Page extract
◆ ◆ ◆ ◆ ◆ ◆ ◆

Skip to content

Latest commit

 

History

History
348 lines (275 loc) · 14.7 KB

azure-data-factory.markdown

File metadata and controls

348 lines (275 loc) · 14.7 KB

Azure Data Factory

Overview

Cloud-base ETL (extract-transform-load) and data integration service, it can:

  • Ingest: Create and schedule data-driven workflows (piplines) that can ingest data from disparate data stores
  • Transform: Build complex ETL processes that transform data visually with data flows or by using services such as Azure HDInsight Hadoop, Azure Databricks and Azure SQL Database
  • Publish: Publish your transformed data to data stores such as Azure Synapse Analytics for BI applications to consume

Concepts

ADF Concepts

  • Pipelines: a logical grouping of activities
  • Activities: a single step in the pipeline, three types:
    • Data movement
    • Data transformation
    • Control
  • Datasets: data structure in inputs or outputs
  • Linked services
    • Data sources for ingest
    • Compute resources for transformation
  • Data flows: data transformation logic that runs on ADF-managed Spark clusters, could be created using a graphical interface
  • Integration runtimes (IR): (see below)

Integration Runtime

  • The compute infrastructure used by ADF, providing the following capabilities:
    • Data Flow
    • Data movement (copy activities)
    • Activity dispatch (could be dispatched to Databricks, HDInsight, SQL Database, SQL Server, etc)
    • SSIS package execution: execute SSIS (SQL Server Integration Service) packages in a managed Azure compute environment
  • Bridge between the activity and linked services, provides the compute environment where the activity either runs on or gets dispatched from
  • Integration runtimes can be referenced by activities, datasets or data flows

IR types and functions:

IR type Public network Private network
Azure Data Flow, Data movement (between cloud data stores), Activity dispatch
Self-hosted Data movement (between a cloud data store and a data store in private network), Activity dispatch Data movement, Activity dispatch
Azure-SSIS SSIS package execution SSIS package execution

Azure IR

  • Fully managed, serverless compute, scales automatically according to how many data integration units are set on the copy activity
  • When an ADF instance is created, a default IR is created: AutoResolveIntegrationRuntime
  • An Azure IR have two sub-types:
    • Public:
      • connect to data stores and compute services via public accessible endpoints
      • Azure provides a range of static public IP addresses which could be added to allowlist of the target data store firewalls
    • With managed VNet: see below
  • Two options for region: "Auto Resolve" or a specific region
  • For "Auto Resolve" IRs, the location of the IR depends on the sub-type and activities:
    • Public
      • Copy activity: automatically detect sink data store's location, use the IR in either the same region, or closest one, falling back to the ADF instance's region
      • Other activities: same region as the ADF instance
    • With managed VNet
      • IR is in the same region as the instance

With Managed VNet and private endpoints

See details here: https://docs.microsoft.com/en-us/azure/data-factory/managed-virtual-network-private-endpoint

An Azure IR could be placed within an managed vNet, and use private endpoints to securely connect to supported data stores.

◆ ◆ ◆ ◆ ◆ ◆ ◆

Stored rows

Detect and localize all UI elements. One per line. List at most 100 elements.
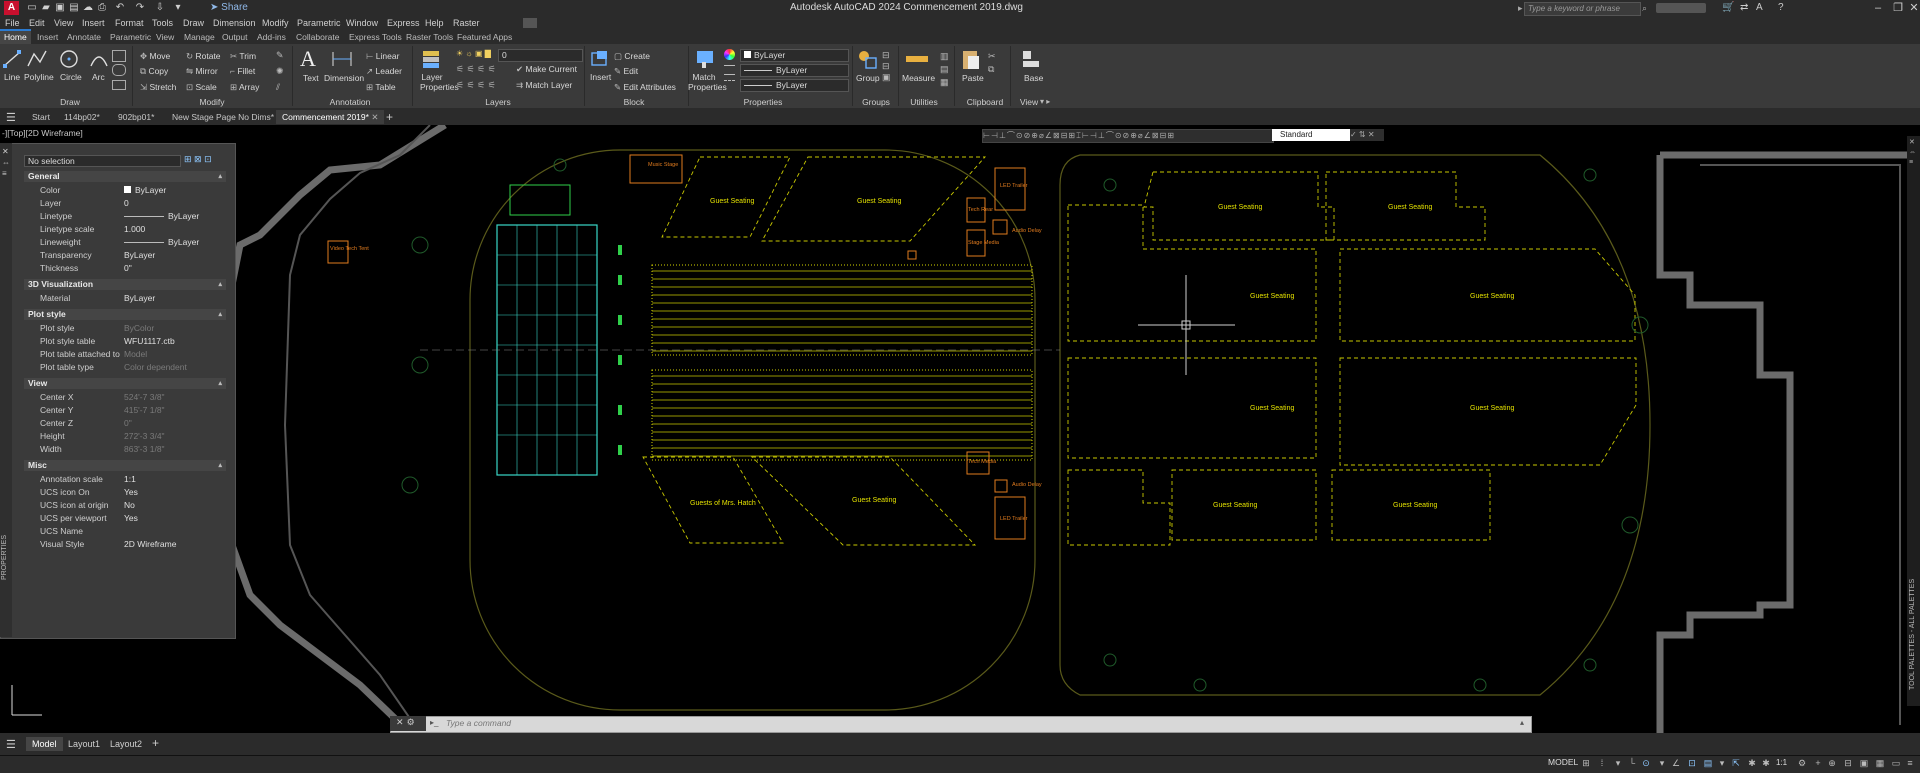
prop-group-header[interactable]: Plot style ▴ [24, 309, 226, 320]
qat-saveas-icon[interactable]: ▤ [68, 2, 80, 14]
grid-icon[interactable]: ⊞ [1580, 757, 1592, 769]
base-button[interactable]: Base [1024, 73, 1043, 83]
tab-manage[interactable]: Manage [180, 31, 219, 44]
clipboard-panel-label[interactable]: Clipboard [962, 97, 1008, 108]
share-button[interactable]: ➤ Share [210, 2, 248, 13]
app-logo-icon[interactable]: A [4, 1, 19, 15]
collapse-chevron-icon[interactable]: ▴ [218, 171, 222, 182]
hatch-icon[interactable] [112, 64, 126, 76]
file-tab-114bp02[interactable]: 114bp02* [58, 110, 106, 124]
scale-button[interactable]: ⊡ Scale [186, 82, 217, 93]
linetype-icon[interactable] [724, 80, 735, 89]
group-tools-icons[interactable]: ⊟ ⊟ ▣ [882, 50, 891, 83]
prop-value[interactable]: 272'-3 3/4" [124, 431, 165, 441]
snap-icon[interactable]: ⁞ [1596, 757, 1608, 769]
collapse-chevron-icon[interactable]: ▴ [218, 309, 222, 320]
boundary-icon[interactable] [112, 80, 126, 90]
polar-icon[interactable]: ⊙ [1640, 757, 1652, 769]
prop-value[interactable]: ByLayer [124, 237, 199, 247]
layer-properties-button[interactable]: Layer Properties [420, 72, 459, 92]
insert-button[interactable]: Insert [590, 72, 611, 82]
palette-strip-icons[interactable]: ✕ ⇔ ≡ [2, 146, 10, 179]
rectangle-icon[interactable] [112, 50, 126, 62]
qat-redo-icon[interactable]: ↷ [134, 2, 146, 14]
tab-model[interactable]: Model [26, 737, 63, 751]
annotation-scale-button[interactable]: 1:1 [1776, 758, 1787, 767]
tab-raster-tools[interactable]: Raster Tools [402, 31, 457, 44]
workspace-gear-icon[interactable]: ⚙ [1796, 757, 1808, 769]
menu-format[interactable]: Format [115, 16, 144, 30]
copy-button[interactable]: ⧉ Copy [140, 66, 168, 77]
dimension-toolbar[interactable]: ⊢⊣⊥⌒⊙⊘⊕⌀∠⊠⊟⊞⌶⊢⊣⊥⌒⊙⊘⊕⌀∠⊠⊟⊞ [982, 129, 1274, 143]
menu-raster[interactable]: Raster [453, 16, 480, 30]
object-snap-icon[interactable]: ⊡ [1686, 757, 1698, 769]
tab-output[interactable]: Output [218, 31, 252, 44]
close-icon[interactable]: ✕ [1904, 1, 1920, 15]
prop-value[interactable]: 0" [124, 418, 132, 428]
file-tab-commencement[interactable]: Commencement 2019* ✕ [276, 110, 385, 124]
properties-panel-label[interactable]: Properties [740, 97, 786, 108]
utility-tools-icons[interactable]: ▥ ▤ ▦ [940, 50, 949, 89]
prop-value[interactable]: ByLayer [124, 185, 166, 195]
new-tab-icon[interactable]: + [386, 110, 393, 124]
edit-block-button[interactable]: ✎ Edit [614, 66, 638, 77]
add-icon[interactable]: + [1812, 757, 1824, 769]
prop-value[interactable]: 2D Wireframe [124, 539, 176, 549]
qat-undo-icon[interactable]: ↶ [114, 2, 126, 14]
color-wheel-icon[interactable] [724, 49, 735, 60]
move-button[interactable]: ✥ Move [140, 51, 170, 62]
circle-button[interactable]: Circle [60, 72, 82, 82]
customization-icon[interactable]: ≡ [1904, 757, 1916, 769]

◆ ◆ ◆ ◆ ◆ ◆ ◆

Tasks to carry out
**a.** According to the Azure Data Factory page, what is the name of the default integration runtime that is created when an ADF instance is created?
**b.** Retype the part of the Azure Data Factory page that runs from "ADF Concepts" up to and including "(IR): (see below)".

The answers
**a.** AutoResolveIntegrationRuntime

**b.**
ADF Concepts

  • Pipelines: a logical grouping of activities
  • Activities: a single step in the pipeline, three types:
    • Data movement
    • Data transformation
    • Control
  • Datasets: data structure in inputs or outputs
  • Linked services
    • Data sources for ingest
    • Compute resources for transformation
  • Data flows: data transformation logic that runs on ADF-managed Spark clusters, could be created using a graphical interface
  • Integration runtimes (IR): (see below)